* Requirements *
Restate the full listing word for word and leave the pictures out.

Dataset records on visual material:
--------------------

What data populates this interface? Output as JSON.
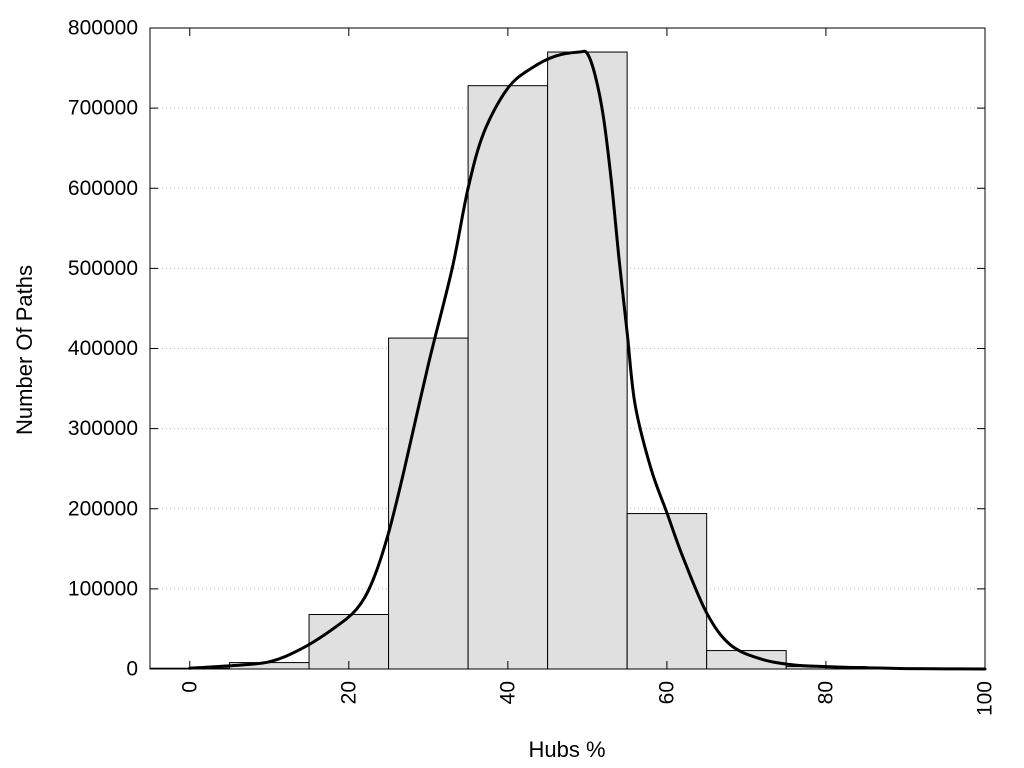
{
  "chart_data": {
    "type": "bar",
    "subtype": "histogram-with-fitted-curve",
    "title": "",
    "xlabel": "Hubs %",
    "ylabel": "Number Of Paths",
    "xlim": [
      -5,
      100
    ],
    "ylim": [
      0,
      800000
    ],
    "x_ticks": [
      0,
      20,
      40,
      60,
      80,
      100
    ],
    "x_tick_labels": [
      "0",
      "20",
      "40",
      "60",
      "80",
      "100"
    ],
    "y_ticks": [
      0,
      100000,
      200000,
      300000,
      400000,
      500000,
      600000,
      700000,
      800000
    ],
    "y_tick_labels": [
      "0",
      "100000",
      "200000",
      "300000",
      "400000",
      "500000",
      "600000",
      "700000",
      "800000"
    ],
    "x_tick_label_rotation": -90,
    "grid": "horizontal-dotted",
    "legend": "none",
    "bin_width": 10,
    "bins": [
      {
        "center": 0,
        "value": 1000
      },
      {
        "center": 10,
        "value": 8000
      },
      {
        "center": 20,
        "value": 68000
      },
      {
        "center": 30,
        "value": 413000
      },
      {
        "center": 40,
        "value": 728000
      },
      {
        "center": 50,
        "value": 770000
      },
      {
        "center": 60,
        "value": 194000
      },
      {
        "center": 70,
        "value": 23000
      },
      {
        "center": 80,
        "value": 3000
      },
      {
        "center": 90,
        "value": 500
      },
      {
        "center": 100,
        "value": 0
      }
    ],
    "curve": {
      "x": [
        0,
        5,
        10,
        14,
        18,
        21,
        23,
        25,
        27,
        30,
        33,
        35,
        37,
        40,
        43,
        46,
        49,
        50,
        51,
        52,
        53,
        54,
        55,
        56,
        58,
        60,
        62,
        65,
        68,
        72,
        76,
        80,
        85,
        90,
        95,
        100
      ],
      "y": [
        1000,
        4000,
        9000,
        25000,
        50000,
        75000,
        110000,
        170000,
        250000,
        380000,
        500000,
        600000,
        670000,
        725000,
        750000,
        765000,
        770000,
        768000,
        740000,
        690000,
        610000,
        510000,
        420000,
        330000,
        250000,
        195000,
        140000,
        70000,
        30000,
        12000,
        5000,
        3000,
        1500,
        500,
        200,
        0
      ]
    },
    "colors": {
      "bar_fill": "#e0e0e0",
      "bar_stroke": "#000000",
      "curve": "#000000",
      "grid": "#bbbbbb"
    }
  }
}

--------------------

* Worked solution *
What data populates this interface? Output as JSON.
{
  "chart_data": {
    "type": "bar",
    "subtype": "histogram-with-fitted-curve",
    "title": "",
    "xlabel": "Hubs %",
    "ylabel": "Number Of Paths",
    "xlim": [
      -5,
      100
    ],
    "ylim": [
      0,
      800000
    ],
    "x_ticks": [
      0,
      20,
      40,
      60,
      80,
      100
    ],
    "x_tick_labels": [
      "0",
      "20",
      "40",
      "60",
      "80",
      "100"
    ],
    "y_ticks": [
      0,
      100000,
      200000,
      300000,
      400000,
      500000,
      600000,
      700000,
      800000
    ],
    "y_tick_labels": [
      "0",
      "100000",
      "200000",
      "300000",
      "400000",
      "500000",
      "600000",
      "700000",
      "800000"
    ],
    "x_tick_label_rotation": -90,
    "grid": "horizontal-dotted",
    "legend": "none",
    "bin_width": 10,
    "bins": [
      {
        "center": 0,
        "value": 1000
      },
      {
        "center": 10,
        "value": 8000
      },
      {
        "center": 20,
        "value": 68000
      },
      {
        "center": 30,
        "value": 413000
      },
      {
        "center": 40,
        "value": 728000
      },
      {
        "center": 50,
        "value": 770000
      },
      {
        "center": 60,
        "value": 194000
      },
      {
        "center": 70,
        "value": 23000
      },
      {
        "center": 80,
        "value": 3000
      },
      {
        "center": 90,
        "value": 500
      },
      {
        "center": 100,
        "value": 0
      }
    ],
    "curve": {
      "x": [
        0,
        5,
        10,
        14,
        18,
        21,
        23,
        25,
        27,
        30,
        33,
        35,
        37,
        40,
        43,
        46,
        49,
        50,
        51,
        52,
        53,
        54,
        55,
        56,
        58,
        60,
        62,
        65,
        68,
        72,
        76,
        80,
        85,
        90,
        95,
        100
      ],
      "y": [
        1000,
        4000,
        9000,
        25000,
        50000,
        75000,
        110000,
        170000,
        250000,
        380000,
        500000,
        600000,
        670000,
        725000,
        750000,
        765000,
        770000,
        768000,
        740000,
        690000,
        610000,
        510000,
        420000,
        330000,
        250000,
        195000,
        140000,
        70000,
        30000,
        12000,
        5000,
        3000,
        1500,
        500,
        200,
        0
      ]
    },
    "colors": {
      "bar_fill": "#e0e0e0",
      "bar_stroke": "#000000",
      "curve": "#000000",
      "grid": "#bbbbbb"
    }
  }
}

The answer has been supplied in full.